■ WHAT NEEDS TO BE DONE
Go through the material below and copy all lines with "keterangan".

[A block of data]
***
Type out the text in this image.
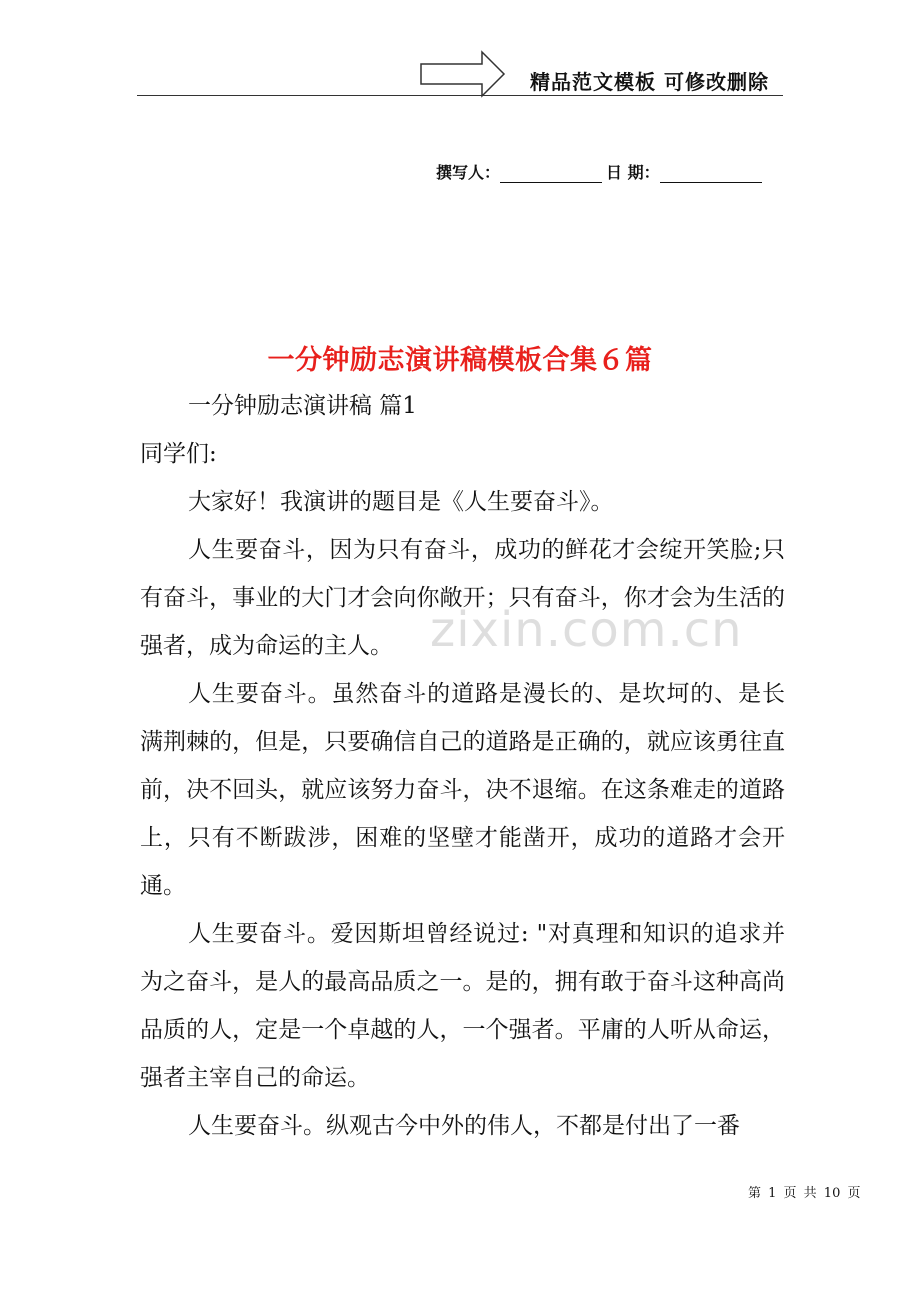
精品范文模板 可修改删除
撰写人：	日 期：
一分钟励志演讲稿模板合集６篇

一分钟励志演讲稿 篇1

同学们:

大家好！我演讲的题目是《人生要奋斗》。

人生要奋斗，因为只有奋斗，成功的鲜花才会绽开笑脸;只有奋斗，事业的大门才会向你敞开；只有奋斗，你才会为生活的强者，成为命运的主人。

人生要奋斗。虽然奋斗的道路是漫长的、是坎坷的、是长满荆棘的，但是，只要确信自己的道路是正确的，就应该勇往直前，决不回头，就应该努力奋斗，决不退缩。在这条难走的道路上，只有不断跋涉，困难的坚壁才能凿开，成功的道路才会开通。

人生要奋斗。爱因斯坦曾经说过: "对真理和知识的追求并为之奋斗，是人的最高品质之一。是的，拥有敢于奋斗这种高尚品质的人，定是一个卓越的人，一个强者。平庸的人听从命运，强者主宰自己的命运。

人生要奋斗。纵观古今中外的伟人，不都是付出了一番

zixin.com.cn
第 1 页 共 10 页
***
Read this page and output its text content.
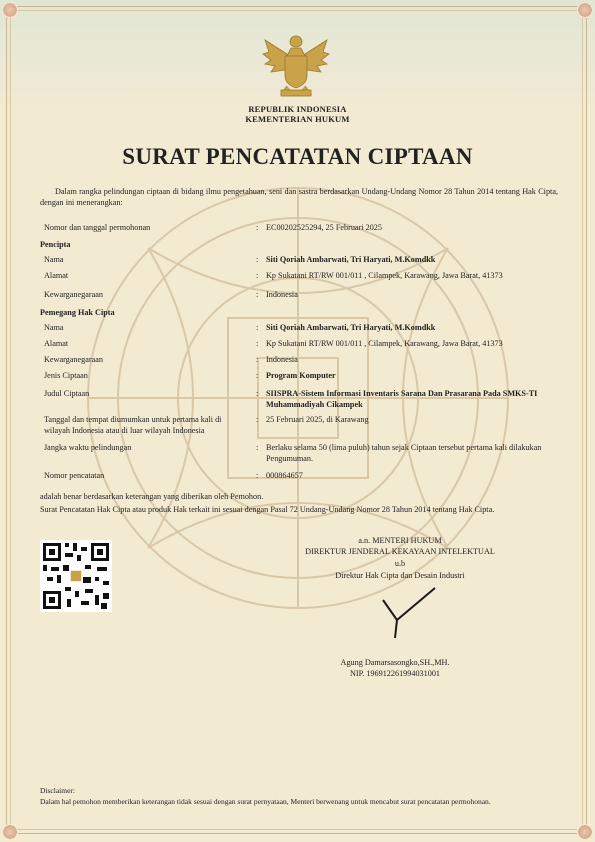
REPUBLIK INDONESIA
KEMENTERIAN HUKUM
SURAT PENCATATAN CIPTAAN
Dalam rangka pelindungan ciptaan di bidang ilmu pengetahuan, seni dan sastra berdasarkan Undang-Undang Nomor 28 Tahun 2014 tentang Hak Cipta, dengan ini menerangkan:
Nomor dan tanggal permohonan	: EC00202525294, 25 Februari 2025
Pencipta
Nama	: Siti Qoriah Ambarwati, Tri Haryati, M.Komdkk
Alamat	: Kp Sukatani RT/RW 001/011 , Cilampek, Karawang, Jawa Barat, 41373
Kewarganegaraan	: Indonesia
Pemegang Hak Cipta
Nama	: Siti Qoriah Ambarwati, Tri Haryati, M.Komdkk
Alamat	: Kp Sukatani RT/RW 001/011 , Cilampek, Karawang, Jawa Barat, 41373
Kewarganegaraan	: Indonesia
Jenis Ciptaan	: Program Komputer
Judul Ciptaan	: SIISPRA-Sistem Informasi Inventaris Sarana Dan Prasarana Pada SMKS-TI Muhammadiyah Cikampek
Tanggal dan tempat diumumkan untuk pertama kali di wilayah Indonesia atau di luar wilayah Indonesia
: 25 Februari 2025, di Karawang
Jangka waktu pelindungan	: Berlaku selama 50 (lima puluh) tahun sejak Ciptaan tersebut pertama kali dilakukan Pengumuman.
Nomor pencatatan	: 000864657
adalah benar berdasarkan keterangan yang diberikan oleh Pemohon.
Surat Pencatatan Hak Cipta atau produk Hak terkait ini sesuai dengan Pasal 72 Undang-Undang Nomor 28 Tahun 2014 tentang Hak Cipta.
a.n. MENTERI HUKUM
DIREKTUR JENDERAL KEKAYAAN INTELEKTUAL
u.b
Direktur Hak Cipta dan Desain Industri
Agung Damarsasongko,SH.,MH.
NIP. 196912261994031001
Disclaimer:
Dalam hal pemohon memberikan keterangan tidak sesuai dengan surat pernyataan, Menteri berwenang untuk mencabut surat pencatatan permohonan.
***
■ EXERCISE ANSWER
adalah benar berdasarkan keterangan yang diberikan oleh Pemohon.
Dalam hal pemohon memberikan keterangan tidak sesuai dengan surat pernyataan, Menteri berwenang untuk mencabut surat pencatatan permohonan.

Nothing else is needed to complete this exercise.